╭─ Supplied entries
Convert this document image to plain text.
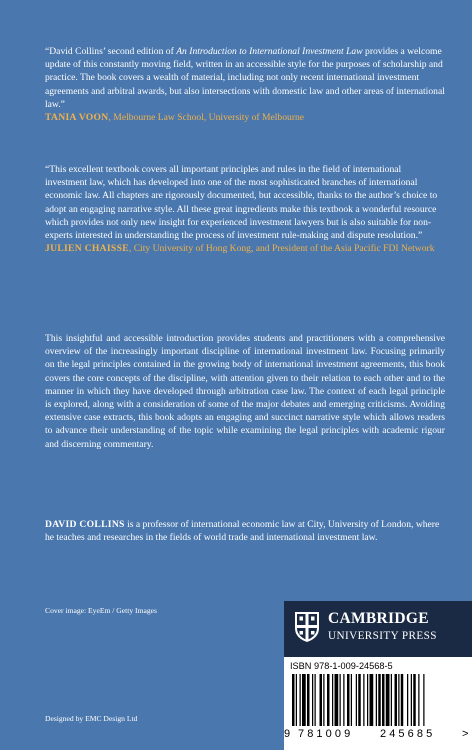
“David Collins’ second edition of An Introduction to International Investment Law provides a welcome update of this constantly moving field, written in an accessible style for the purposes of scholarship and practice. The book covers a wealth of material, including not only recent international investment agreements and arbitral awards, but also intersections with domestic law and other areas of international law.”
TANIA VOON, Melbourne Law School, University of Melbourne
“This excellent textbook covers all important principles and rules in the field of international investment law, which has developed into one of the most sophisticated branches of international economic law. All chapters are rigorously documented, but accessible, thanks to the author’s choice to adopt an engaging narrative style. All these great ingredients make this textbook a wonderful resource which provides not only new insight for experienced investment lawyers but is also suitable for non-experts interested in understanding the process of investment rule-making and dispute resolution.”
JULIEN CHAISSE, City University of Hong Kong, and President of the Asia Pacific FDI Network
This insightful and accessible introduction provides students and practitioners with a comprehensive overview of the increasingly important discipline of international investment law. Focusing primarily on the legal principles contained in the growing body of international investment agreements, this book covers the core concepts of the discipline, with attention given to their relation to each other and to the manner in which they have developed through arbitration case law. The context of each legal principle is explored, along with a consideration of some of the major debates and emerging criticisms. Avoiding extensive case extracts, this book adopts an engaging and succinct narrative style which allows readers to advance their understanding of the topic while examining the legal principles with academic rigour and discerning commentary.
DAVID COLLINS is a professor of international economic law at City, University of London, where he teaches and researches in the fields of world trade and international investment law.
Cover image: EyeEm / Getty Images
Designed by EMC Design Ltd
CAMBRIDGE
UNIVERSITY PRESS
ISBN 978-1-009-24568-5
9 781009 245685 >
╰─
╭─ Supplied entries
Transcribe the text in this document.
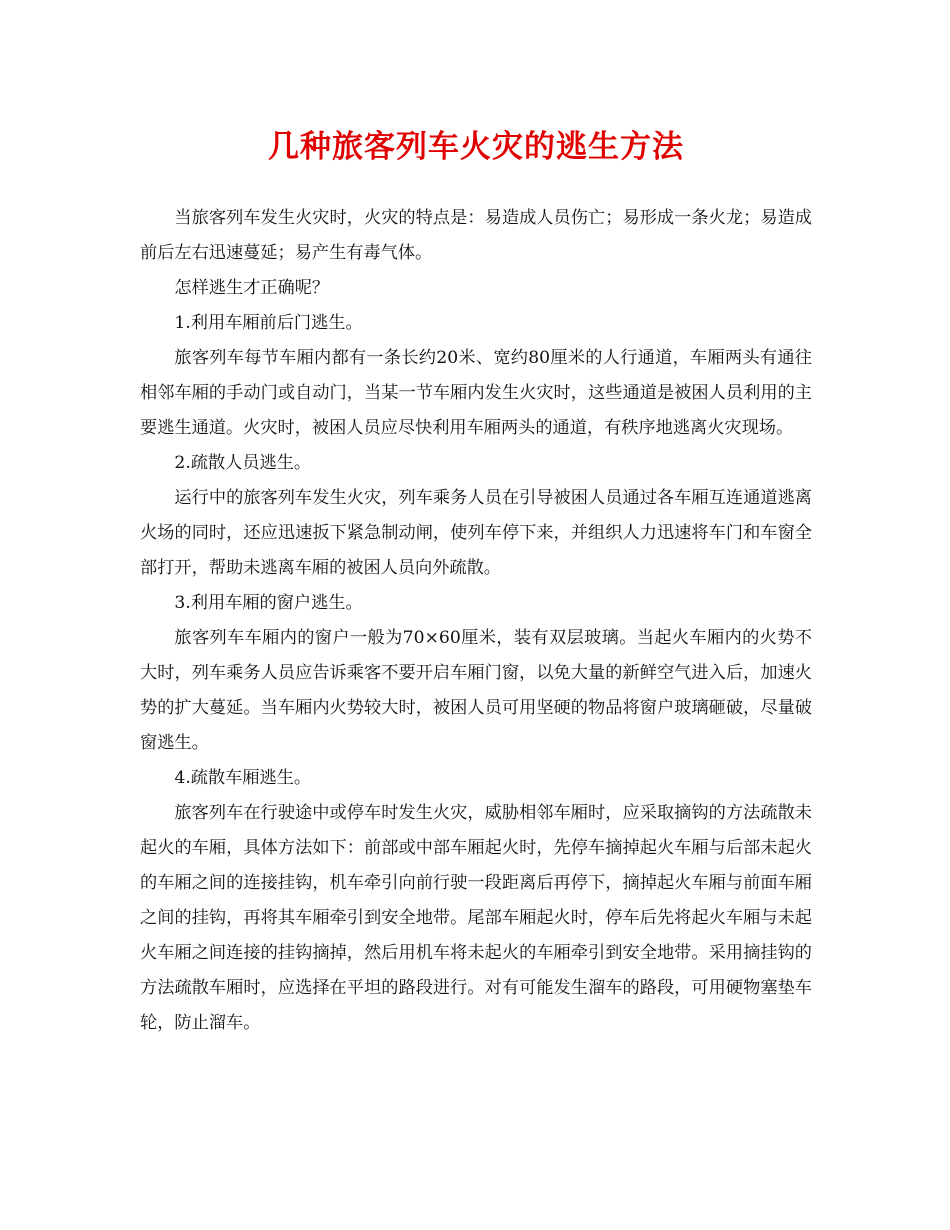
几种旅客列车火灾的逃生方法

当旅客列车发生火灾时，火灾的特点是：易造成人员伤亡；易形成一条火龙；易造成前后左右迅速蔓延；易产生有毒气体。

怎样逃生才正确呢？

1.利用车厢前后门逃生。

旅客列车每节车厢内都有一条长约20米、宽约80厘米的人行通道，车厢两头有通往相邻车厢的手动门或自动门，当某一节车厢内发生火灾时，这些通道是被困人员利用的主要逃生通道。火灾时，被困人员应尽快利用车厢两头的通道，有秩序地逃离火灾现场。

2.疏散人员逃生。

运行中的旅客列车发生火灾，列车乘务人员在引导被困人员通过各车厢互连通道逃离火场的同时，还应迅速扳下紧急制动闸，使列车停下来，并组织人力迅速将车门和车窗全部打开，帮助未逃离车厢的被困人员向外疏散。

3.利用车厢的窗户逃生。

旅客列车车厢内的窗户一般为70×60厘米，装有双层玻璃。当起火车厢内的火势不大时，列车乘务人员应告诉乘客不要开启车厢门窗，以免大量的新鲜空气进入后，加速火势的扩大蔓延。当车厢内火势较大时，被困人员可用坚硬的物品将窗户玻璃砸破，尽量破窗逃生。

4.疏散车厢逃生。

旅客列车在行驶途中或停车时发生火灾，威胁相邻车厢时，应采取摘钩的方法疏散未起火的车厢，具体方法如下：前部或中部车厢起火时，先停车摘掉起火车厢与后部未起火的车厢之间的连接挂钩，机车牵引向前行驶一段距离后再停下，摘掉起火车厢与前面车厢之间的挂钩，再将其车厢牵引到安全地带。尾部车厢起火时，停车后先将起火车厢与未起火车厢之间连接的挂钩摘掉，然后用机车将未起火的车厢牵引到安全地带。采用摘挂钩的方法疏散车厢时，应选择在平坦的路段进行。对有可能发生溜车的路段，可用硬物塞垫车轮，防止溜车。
╰─
*Work to complete*: Copy out every line of the listing that contains the string "also".

*The reply*:
“David Collins’ second edition of An Introduction to International Investment Law provides a welcome update of this constantly moving field, written in an accessible style for the purposes of scholarship and practice. The book covers a wealth of material, including not only recent international investment agreements and arbitral awards, but also intersections with domestic law and other areas of international law.”
“This excellent textbook covers all important principles and rules in the field of international investment law, which has developed into one of the most sophisticated branches of international economic law. All chapters are rigorously documented, but accessible, thanks to the author’s choice to adopt an engaging narrative style. All these great ingredients make this textbook a wonderful resource which provides not only new insight for experienced investment lawyers but is also suitable for non-experts interested in understanding the process of investment rule-making and dispute resolution.”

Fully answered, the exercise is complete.